%%
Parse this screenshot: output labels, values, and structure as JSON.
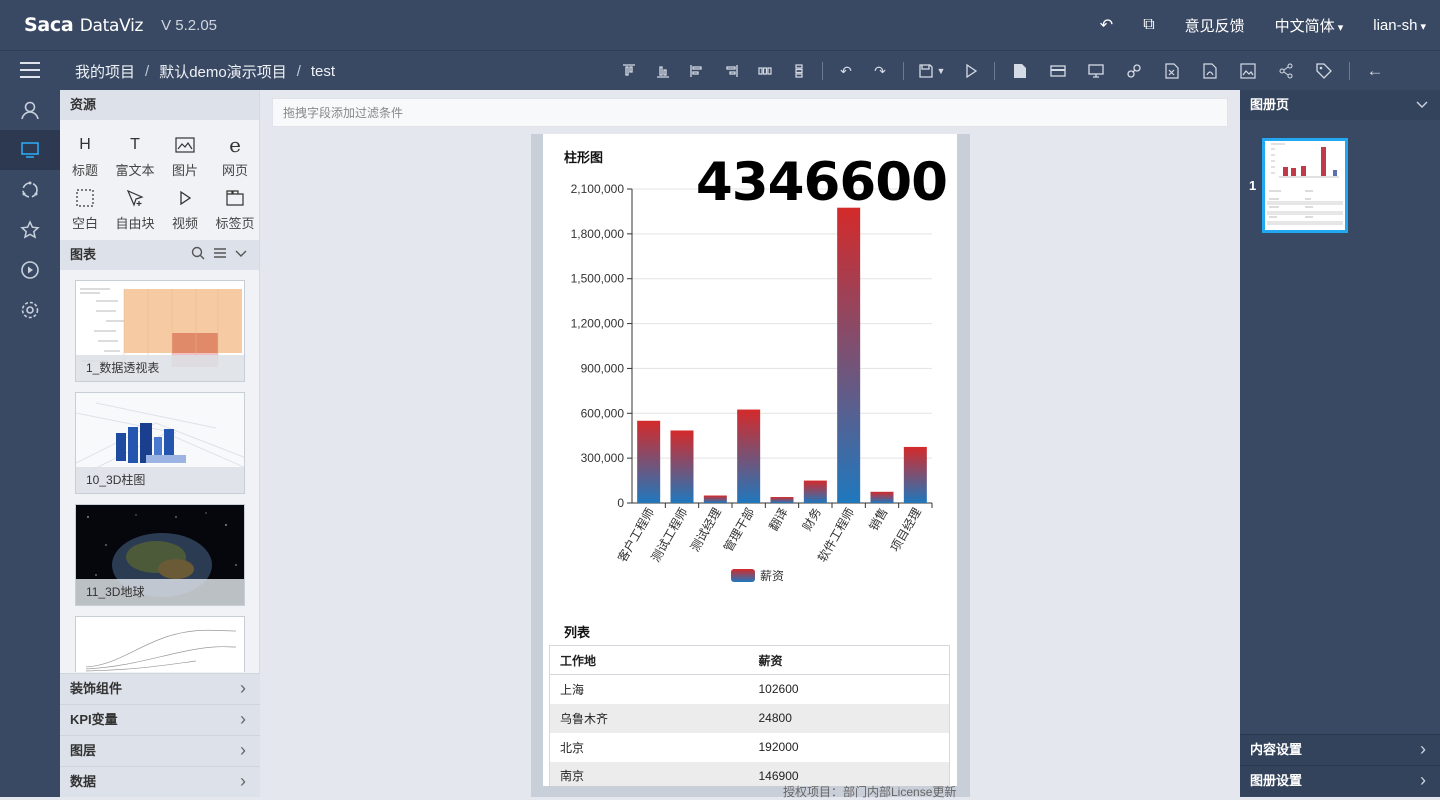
{
  "app": {
    "logo": "Saca",
    "logo_suffix": "DataViz",
    "version": "V 5.2.05",
    "feedback": "意见反馈",
    "language": "中文简体",
    "user": "lian-sh"
  },
  "breadcrumb": [
    "我的项目",
    "默认demo演示项目",
    "test"
  ],
  "breadcrumb_sep": "/",
  "resources": {
    "title": "资源",
    "items": [
      {
        "label": "标题",
        "icon": "heading-icon"
      },
      {
        "label": "富文本",
        "icon": "text-icon"
      },
      {
        "label": "图片",
        "icon": "image-icon"
      },
      {
        "label": "网页",
        "icon": "webpage-icon"
      },
      {
        "label": "空白",
        "icon": "blank-icon"
      },
      {
        "label": "自由块",
        "icon": "free-block-icon"
      },
      {
        "label": "视频",
        "icon": "video-icon"
      },
      {
        "label": "标签页",
        "icon": "tab-page-icon"
      }
    ]
  },
  "charts_panel": {
    "title": "图表",
    "items": [
      "1_数据透视表",
      "10_3D柱图",
      "11_3D地球",
      ""
    ]
  },
  "accordion": [
    "装饰组件",
    "KPI变量",
    "图层",
    "数据"
  ],
  "filter_placeholder": "拖拽字段添加过滤条件",
  "canvas": {
    "kpi_value": "4346600",
    "list_title": "列表",
    "table": {
      "headers": [
        "工作地",
        "薪资"
      ],
      "rows": [
        [
          "上海",
          "102600"
        ],
        [
          "乌鲁木齐",
          "24800"
        ],
        [
          "北京",
          "192000"
        ],
        [
          "南京",
          "146900"
        ]
      ]
    },
    "license": "授权项目：部门内部License更新"
  },
  "chart_data": {
    "type": "bar",
    "title": "柱形图",
    "categories": [
      "客户工程师",
      "测试工程师",
      "测试经理",
      "管理干部",
      "翻译",
      "财务",
      "软件工程师",
      "销售",
      "项目经理"
    ],
    "series": [
      {
        "name": "薪资",
        "values": [
          550000,
          485000,
          50000,
          625000,
          40000,
          150000,
          1975000,
          75000,
          375000
        ]
      }
    ],
    "ylim": [
      0,
      2100000
    ],
    "yticks": [
      "0",
      "300,000",
      "600,000",
      "900,000",
      "1,200,000",
      "1,500,000",
      "1,800,000",
      "2,100,000"
    ],
    "gradient_colors": [
      "#d42a2a",
      "#1f78be"
    ],
    "legend": "bottom-center",
    "grid": true
  },
  "right_panel": {
    "title": "图册页",
    "page_number": "1",
    "content_settings": "内容设置",
    "album_settings": "图册设置"
  }
}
%%
**TASK GOAL:** Transcribe each line above verbatim, with the pictures left out.

**PROBLEM SOLUTION:**
Parse this screenshot: output labels, values, and structure as JSON.
{
  "app": {
    "logo": "Saca",
    "logo_suffix": "DataViz",
    "version": "V 5.2.05",
    "feedback": "意见反馈",
    "language": "中文简体",
    "user": "lian-sh"
  },
  "breadcrumb": [
    "我的项目",
    "默认demo演示项目",
    "test"
  ],
  "breadcrumb_sep": "/",
  "resources": {
    "title": "资源",
    "items": [
      {
        "label": "标题",
        "icon": "heading-icon"
      },
      {
        "label": "富文本",
        "icon": "text-icon"
      },
      {
        "label": "图片",
        "icon": "image-icon"
      },
      {
        "label": "网页",
        "icon": "webpage-icon"
      },
      {
        "label": "空白",
        "icon": "blank-icon"
      },
      {
        "label": "自由块",
        "icon": "free-block-icon"
      },
      {
        "label": "视频",
        "icon": "video-icon"
      },
      {
        "label": "标签页",
        "icon": "tab-page-icon"
      }
    ]
  },
  "charts_panel": {
    "title": "图表",
    "items": [
      "1_数据透视表",
      "10_3D柱图",
      "11_3D地球",
      ""
    ]
  },
  "accordion": [
    "装饰组件",
    "KPI变量",
    "图层",
    "数据"
  ],
  "filter_placeholder": "拖拽字段添加过滤条件",
  "canvas": {
    "kpi_value": "4346600",
    "list_title": "列表",
    "table": {
      "headers": [
        "工作地",
        "薪资"
      ],
      "rows": [
        [
          "上海",
          "102600"
        ],
        [
          "乌鲁木齐",
          "24800"
        ],
        [
          "北京",
          "192000"
        ],
        [
          "南京",
          "146900"
        ]
      ]
    },
    "license": "授权项目：部门内部License更新"
  },
  "chart_data": {
    "type": "bar",
    "title": "柱形图",
    "categories": [
      "客户工程师",
      "测试工程师",
      "测试经理",
      "管理干部",
      "翻译",
      "财务",
      "软件工程师",
      "销售",
      "项目经理"
    ],
    "series": [
      {
        "name": "薪资",
        "values": [
          550000,
          485000,
          50000,
          625000,
          40000,
          150000,
          1975000,
          75000,
          375000
        ]
      }
    ],
    "ylim": [
      0,
      2100000
    ],
    "yticks": [
      "0",
      "300,000",
      "600,000",
      "900,000",
      "1,200,000",
      "1,500,000",
      "1,800,000",
      "2,100,000"
    ],
    "gradient_colors": [
      "#d42a2a",
      "#1f78be"
    ],
    "legend": "bottom-center",
    "grid": true
  },
  "right_panel": {
    "title": "图册页",
    "page_number": "1",
    "content_settings": "内容设置",
    "album_settings": "图册设置"
  }
}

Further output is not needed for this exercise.